> _Trecho selecionado_
<<<<

CURTO CIRCUITO NA TEMPORADA 2017 DE ÓPERA. CRÍTICA DE WAGNER CORRÊA DE ARAÚJO NO BLOG DE ÓPERA & BALLET.


NA BOCA DO CÃO - FOTO/ DALTON VALÉRIO

Desde o início de 2017, a percepção da crise política e econômica teve graves consequências para as artes cênicas, com redução dos patrocínios, suspensão dos editais e incentivos oficiais.

Mas se na criação teatral seus reflexos foram imediatos obrigando a busca de soluções que não interrompessem de vez o fluxo produtor, na ópera e na dança os resultados foram catastróficos, especialmente na programação lírica e coreográfica do Theatro Municipal.

Na insanidade da brusca exoneração do funcional comando diretor/artístico de João Guilherme Ripper, instaurou-se um caos ampliado pelos atrasos salariais dos corpos estáveis do TM, limitando, por razões justíssimas, as atuações do Coro, da Orquestra e do Corpo de Baile.

>>>>

> _O que produzir_
Responda com base na crítica sobre a temporada de ópera:
1. Desde quando a percepção da crise política e econômica teve graves consequências para as artes cênicas?
2. Na programação de qual teatro os resultados na ópera e na dança foram especialmente catastróficos?
3. Quais corpos estáveis tiveram suas atuações limitadas pelos atrasos salariais?

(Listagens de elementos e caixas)
<<<<

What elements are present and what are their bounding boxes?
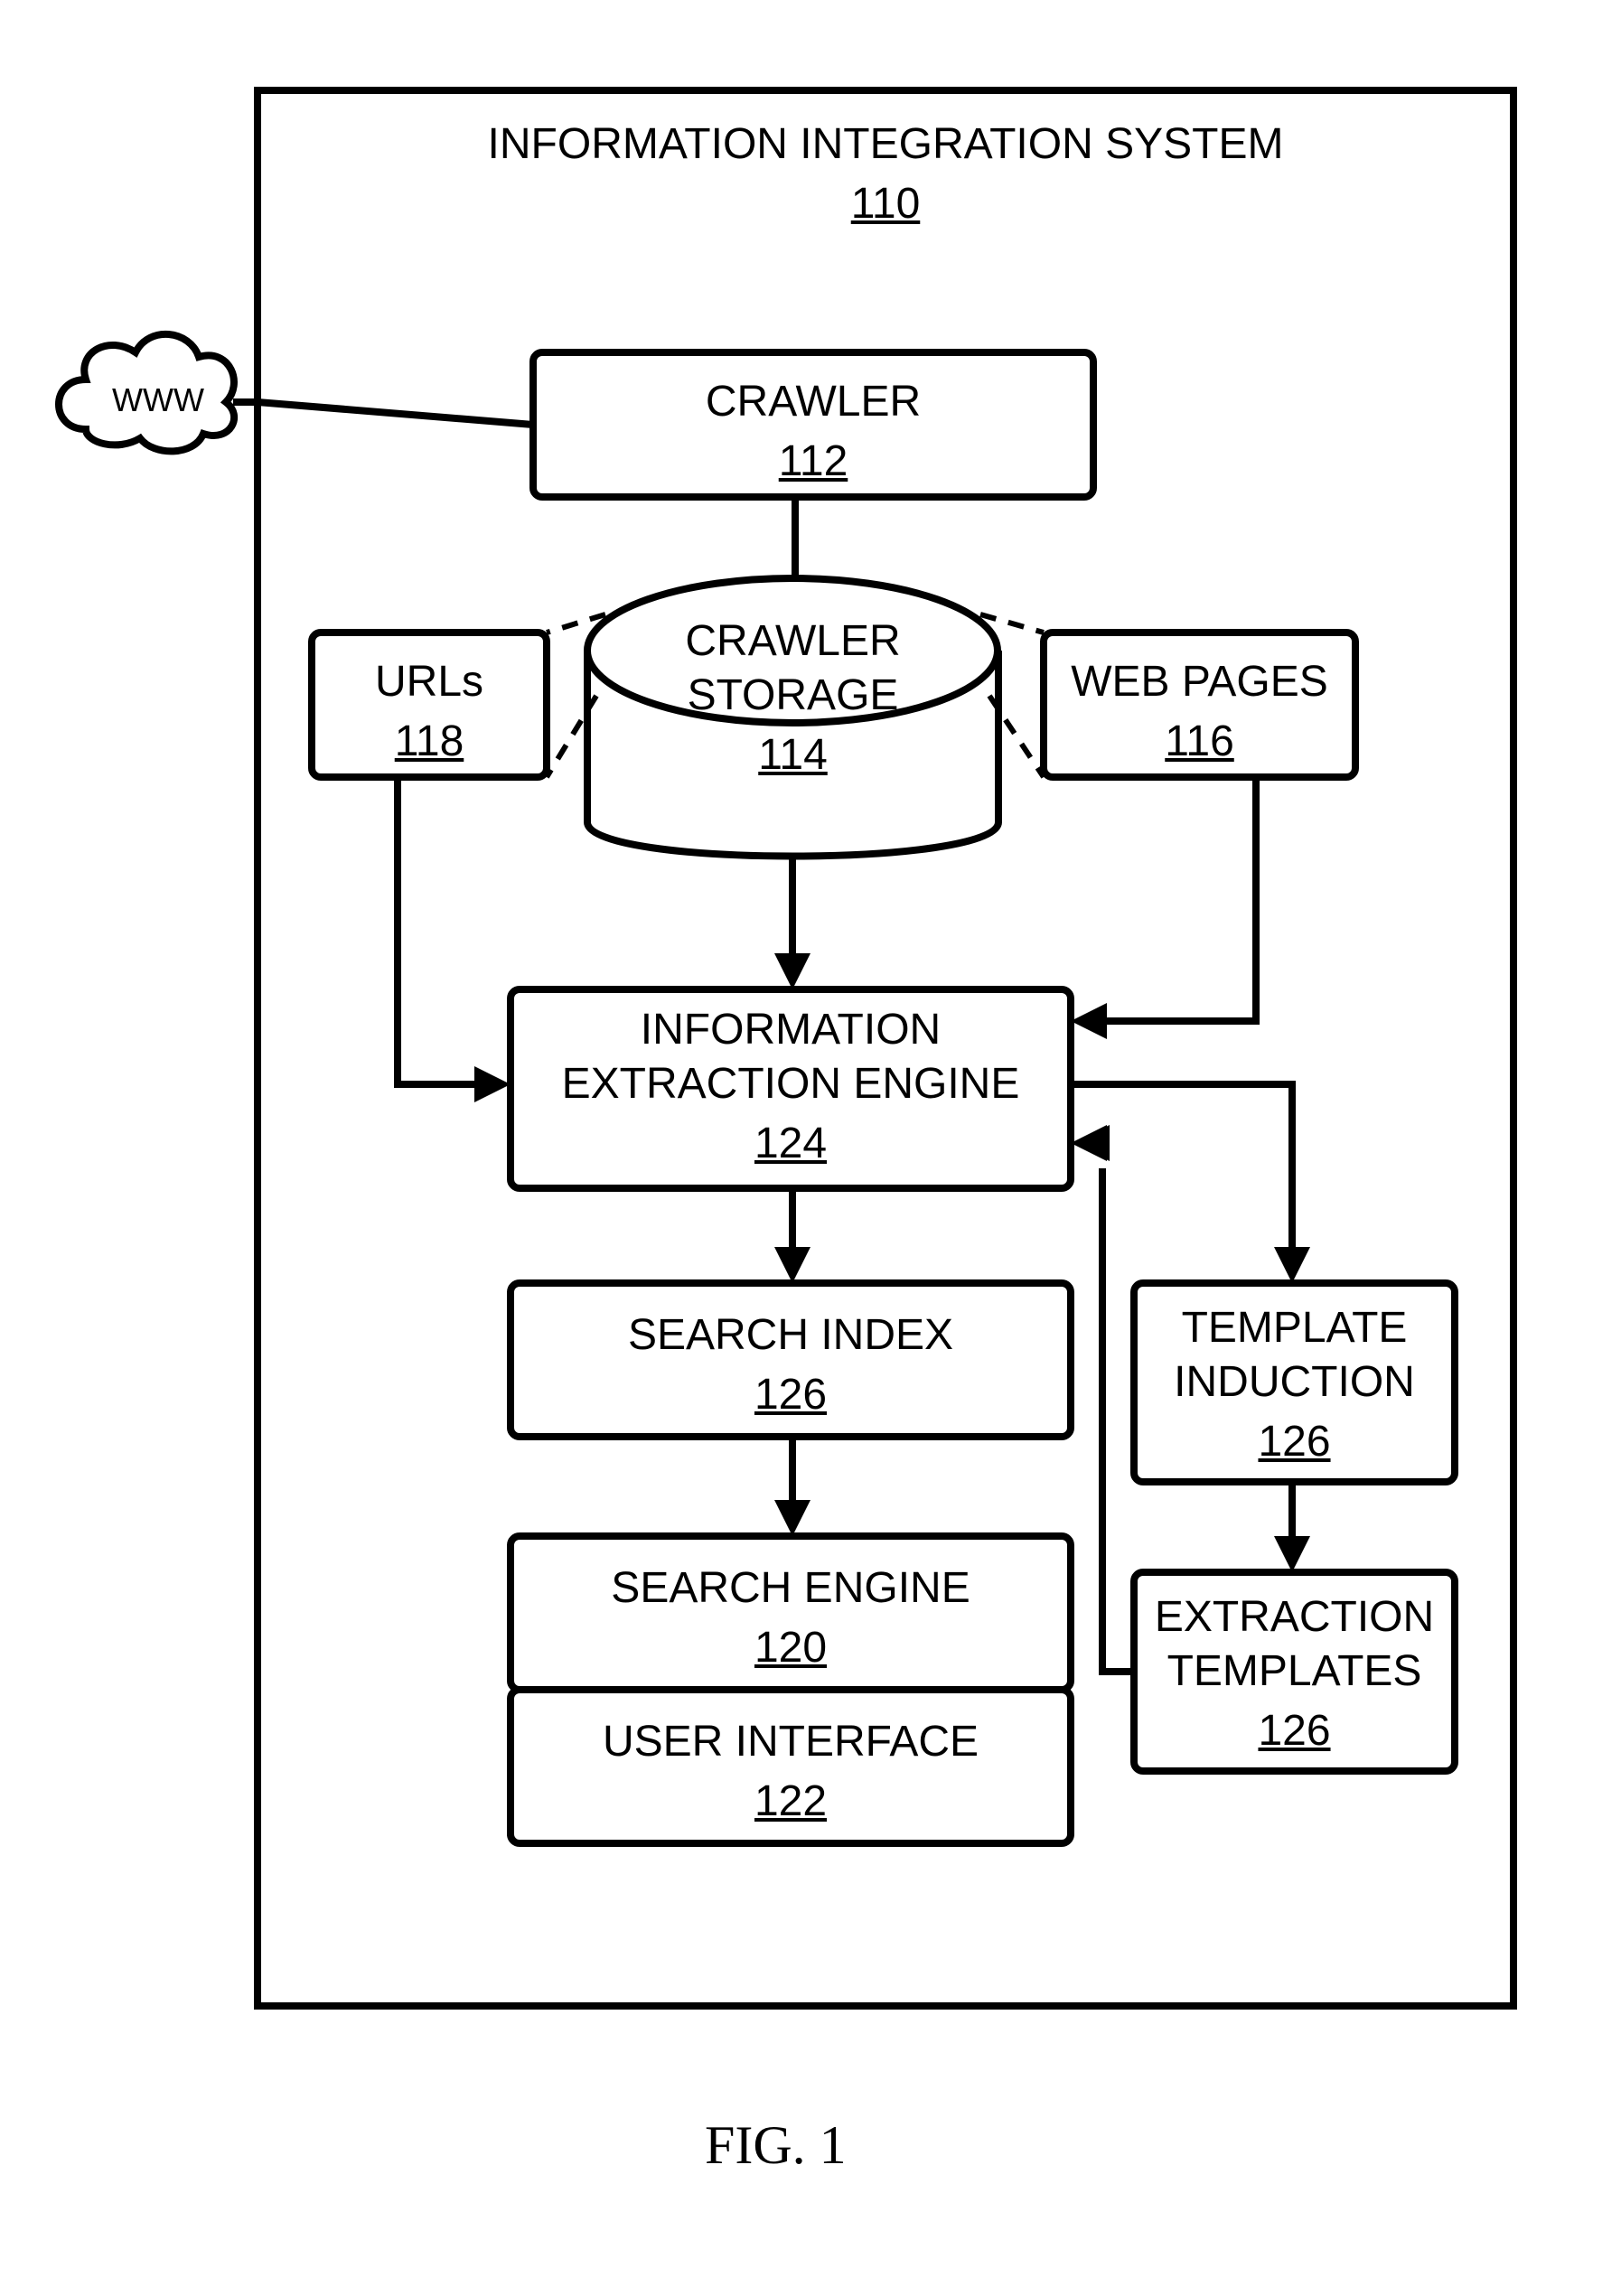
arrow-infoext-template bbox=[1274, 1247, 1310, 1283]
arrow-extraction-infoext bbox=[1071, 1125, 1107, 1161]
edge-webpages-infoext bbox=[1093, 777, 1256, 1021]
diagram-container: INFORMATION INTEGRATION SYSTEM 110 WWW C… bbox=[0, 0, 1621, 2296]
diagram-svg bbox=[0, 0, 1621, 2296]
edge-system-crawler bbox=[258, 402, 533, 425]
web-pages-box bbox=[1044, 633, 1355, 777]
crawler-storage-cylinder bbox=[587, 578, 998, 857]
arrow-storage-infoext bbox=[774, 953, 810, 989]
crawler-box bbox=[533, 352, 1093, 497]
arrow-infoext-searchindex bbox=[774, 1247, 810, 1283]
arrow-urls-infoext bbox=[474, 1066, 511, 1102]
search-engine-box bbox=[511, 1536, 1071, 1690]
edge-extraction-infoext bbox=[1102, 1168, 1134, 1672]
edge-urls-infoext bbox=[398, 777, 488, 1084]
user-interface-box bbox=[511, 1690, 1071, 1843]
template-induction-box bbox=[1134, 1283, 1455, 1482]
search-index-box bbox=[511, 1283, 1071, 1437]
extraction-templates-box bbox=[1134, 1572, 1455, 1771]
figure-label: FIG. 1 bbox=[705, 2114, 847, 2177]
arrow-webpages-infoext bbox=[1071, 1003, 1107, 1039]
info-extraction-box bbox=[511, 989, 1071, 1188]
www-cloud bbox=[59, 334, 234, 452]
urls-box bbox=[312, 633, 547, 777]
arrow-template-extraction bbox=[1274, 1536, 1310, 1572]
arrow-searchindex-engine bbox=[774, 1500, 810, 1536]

>>>>

> _Solução_
1. Desde o início de 2017.
2. Do Theatro Municipal.
3. O Coro, a Orquestra e o Corpo de Baile.